LISTED ENTRIES -
************

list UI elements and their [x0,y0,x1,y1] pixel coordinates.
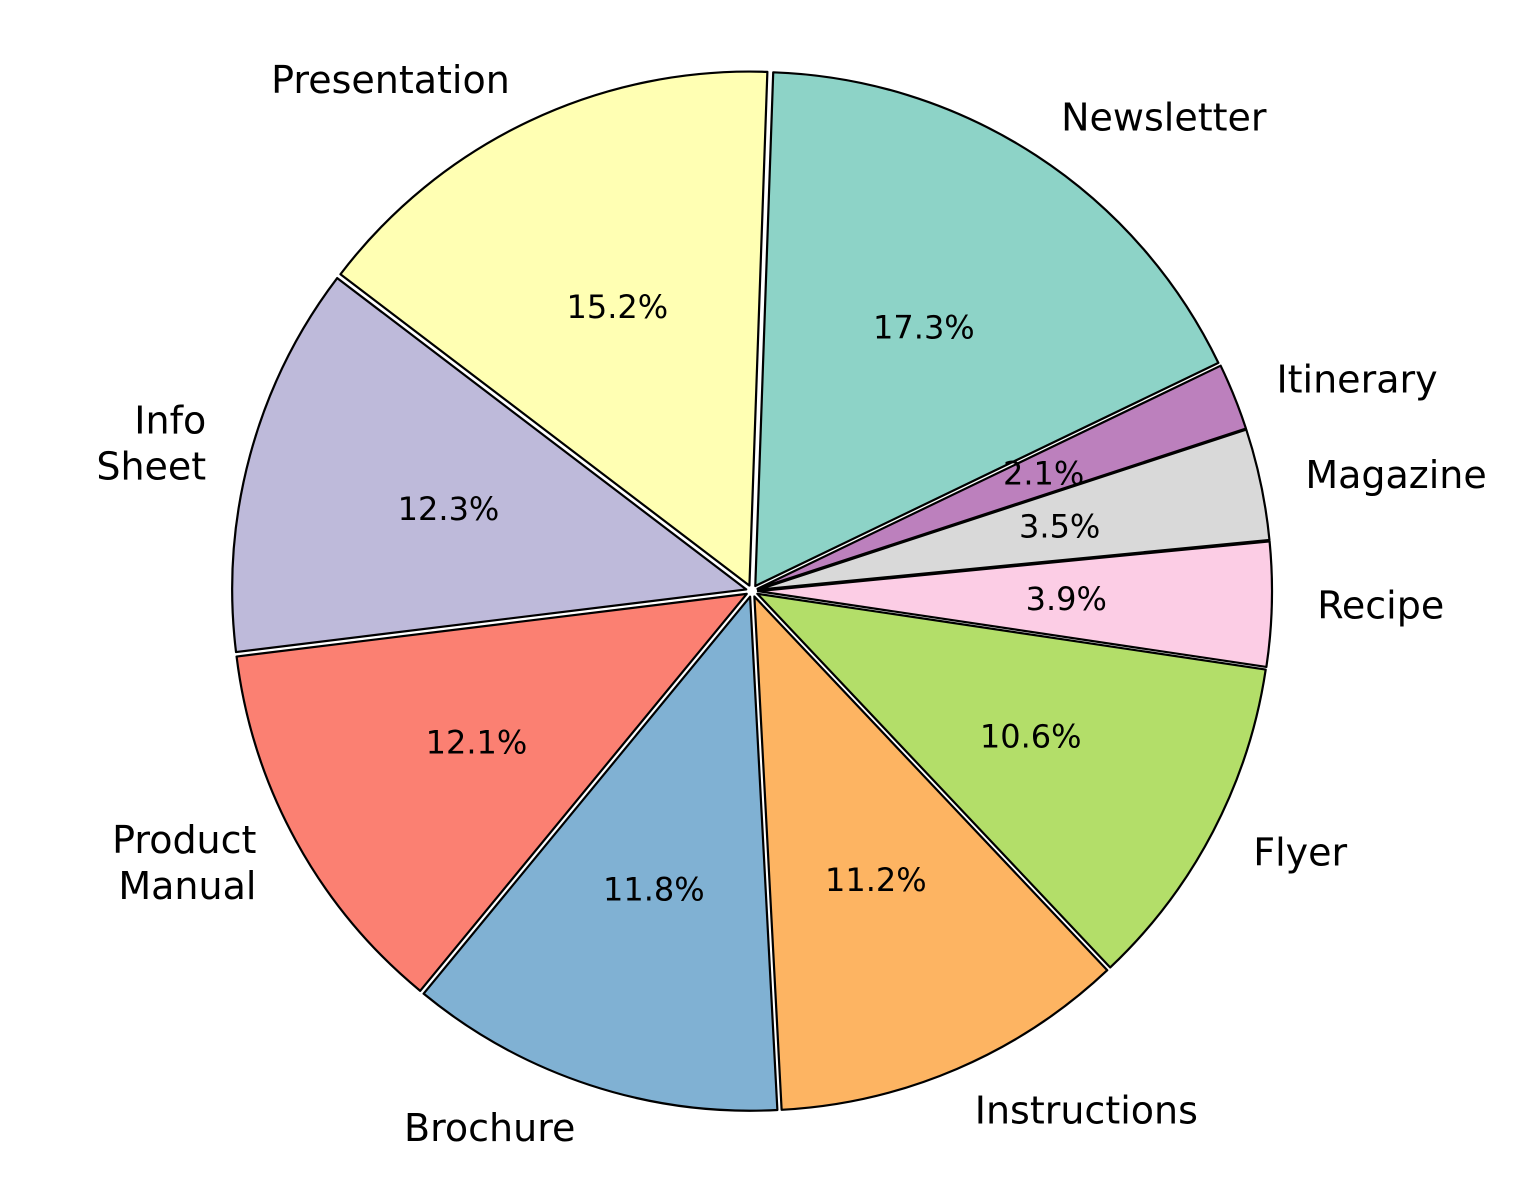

************

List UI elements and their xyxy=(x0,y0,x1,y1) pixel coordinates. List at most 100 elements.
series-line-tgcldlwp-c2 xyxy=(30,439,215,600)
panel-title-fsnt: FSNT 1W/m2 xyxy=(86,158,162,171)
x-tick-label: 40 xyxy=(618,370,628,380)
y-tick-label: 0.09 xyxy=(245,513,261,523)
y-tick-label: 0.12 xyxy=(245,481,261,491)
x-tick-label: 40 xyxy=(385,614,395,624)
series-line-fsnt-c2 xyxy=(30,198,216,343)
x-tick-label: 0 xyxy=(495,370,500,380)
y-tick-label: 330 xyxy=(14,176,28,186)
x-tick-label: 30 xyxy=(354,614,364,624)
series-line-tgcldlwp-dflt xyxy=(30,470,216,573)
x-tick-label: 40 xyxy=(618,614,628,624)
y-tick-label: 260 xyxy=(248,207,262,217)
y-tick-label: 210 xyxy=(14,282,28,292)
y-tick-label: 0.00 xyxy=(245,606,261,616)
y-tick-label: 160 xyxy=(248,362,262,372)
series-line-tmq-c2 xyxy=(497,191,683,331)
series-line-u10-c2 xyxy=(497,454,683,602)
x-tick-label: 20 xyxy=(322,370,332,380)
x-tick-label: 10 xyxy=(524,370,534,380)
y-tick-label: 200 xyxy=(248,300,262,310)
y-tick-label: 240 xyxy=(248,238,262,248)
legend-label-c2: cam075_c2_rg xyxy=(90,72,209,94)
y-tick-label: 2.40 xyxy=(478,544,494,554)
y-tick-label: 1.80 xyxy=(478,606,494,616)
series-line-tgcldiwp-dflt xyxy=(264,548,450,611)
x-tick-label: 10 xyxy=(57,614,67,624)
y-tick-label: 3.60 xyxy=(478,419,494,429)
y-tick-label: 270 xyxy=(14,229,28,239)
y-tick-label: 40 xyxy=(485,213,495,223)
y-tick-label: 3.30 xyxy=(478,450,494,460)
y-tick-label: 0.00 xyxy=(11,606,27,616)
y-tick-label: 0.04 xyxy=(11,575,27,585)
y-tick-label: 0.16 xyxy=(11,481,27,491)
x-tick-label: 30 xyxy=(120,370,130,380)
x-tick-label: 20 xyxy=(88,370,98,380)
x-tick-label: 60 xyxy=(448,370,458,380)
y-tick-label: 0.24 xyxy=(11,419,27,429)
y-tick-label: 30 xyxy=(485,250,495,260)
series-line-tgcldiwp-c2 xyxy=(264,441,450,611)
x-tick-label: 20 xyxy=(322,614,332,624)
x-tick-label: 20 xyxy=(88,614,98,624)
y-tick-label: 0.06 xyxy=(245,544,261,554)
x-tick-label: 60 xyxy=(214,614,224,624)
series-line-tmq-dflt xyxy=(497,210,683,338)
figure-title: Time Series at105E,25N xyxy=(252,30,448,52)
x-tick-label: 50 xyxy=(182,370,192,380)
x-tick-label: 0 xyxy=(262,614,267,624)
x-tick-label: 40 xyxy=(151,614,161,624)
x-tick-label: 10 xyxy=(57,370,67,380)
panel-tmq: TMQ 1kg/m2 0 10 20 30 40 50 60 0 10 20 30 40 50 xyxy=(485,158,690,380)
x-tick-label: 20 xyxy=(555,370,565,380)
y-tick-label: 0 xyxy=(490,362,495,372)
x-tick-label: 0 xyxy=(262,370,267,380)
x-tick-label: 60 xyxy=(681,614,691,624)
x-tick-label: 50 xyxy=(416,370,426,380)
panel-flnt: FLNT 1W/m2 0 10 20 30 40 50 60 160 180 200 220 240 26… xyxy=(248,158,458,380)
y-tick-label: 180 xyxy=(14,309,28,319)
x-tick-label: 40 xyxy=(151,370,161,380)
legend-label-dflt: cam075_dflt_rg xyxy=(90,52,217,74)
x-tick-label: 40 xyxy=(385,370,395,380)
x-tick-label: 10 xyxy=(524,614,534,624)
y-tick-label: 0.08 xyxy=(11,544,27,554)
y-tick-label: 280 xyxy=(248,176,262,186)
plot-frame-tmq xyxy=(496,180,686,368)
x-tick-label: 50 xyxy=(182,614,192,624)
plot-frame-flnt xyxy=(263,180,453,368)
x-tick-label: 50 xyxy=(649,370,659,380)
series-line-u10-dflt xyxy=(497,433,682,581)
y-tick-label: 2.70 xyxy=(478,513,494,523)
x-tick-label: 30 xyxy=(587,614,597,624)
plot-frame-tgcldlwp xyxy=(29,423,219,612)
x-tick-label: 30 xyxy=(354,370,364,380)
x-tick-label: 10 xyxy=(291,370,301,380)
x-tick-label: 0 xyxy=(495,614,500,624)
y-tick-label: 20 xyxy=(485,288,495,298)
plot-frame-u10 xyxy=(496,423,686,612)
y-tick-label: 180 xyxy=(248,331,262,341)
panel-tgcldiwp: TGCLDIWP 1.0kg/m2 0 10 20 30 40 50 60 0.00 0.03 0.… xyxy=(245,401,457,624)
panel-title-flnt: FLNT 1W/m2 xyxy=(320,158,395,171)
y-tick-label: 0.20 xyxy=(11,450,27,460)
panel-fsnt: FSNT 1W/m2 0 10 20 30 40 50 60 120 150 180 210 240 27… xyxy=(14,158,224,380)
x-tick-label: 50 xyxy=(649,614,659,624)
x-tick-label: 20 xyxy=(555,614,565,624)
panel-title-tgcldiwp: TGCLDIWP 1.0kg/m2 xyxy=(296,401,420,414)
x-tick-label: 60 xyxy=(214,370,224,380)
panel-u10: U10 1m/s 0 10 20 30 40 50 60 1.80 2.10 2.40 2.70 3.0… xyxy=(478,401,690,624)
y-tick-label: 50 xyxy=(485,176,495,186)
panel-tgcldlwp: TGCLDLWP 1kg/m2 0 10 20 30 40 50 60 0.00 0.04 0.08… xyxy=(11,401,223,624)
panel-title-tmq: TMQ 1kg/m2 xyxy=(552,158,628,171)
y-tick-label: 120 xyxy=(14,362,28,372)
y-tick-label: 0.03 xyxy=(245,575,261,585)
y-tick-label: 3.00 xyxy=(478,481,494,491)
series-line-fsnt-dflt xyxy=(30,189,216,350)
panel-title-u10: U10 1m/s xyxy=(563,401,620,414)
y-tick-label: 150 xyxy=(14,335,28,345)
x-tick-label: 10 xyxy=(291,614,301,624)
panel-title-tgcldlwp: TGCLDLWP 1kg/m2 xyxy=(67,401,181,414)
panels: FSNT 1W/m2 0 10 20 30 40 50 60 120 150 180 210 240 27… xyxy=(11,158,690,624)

************

YOUR INSTRUCTIONS -
From the entries above, extract word for word every line starting with the line that contains "List UI elements and their xyxy=(x0,y0,x1,y1)" and ending with the line that contains "series-line-tmq-c2 xyxy=(497,191,683,331)", including both of those lines.

OUTPUT FOR THIS EXERCISE -
List UI elements and their xyxy=(x0,y0,x1,y1) pixel coordinates. List at most 100 elements.
series-line-tgcldlwp-c2 xyxy=(30,439,215,600)
panel-title-fsnt: FSNT 1W/m2 xyxy=(86,158,162,171)
x-tick-label: 40 xyxy=(618,370,628,380)
y-tick-label: 0.09 xyxy=(245,513,261,523)
y-tick-label: 0.12 xyxy=(245,481,261,491)
x-tick-label: 40 xyxy=(385,614,395,624)
series-line-fsnt-c2 xyxy=(30,198,216,343)
x-tick-label: 0 xyxy=(495,370,500,380)
y-tick-label: 330 xyxy=(14,176,28,186)
x-tick-label: 30 xyxy=(354,614,364,624)
series-line-tgcldlwp-dflt xyxy=(30,470,216,573)
x-tick-label: 40 xyxy=(618,614,628,624)
y-tick-label: 260 xyxy=(248,207,262,217)
y-tick-label: 210 xyxy=(14,282,28,292)
y-tick-label: 0.00 xyxy=(245,606,261,616)
y-tick-label: 160 xyxy=(248,362,262,372)
series-line-tmq-c2 xyxy=(497,191,683,331)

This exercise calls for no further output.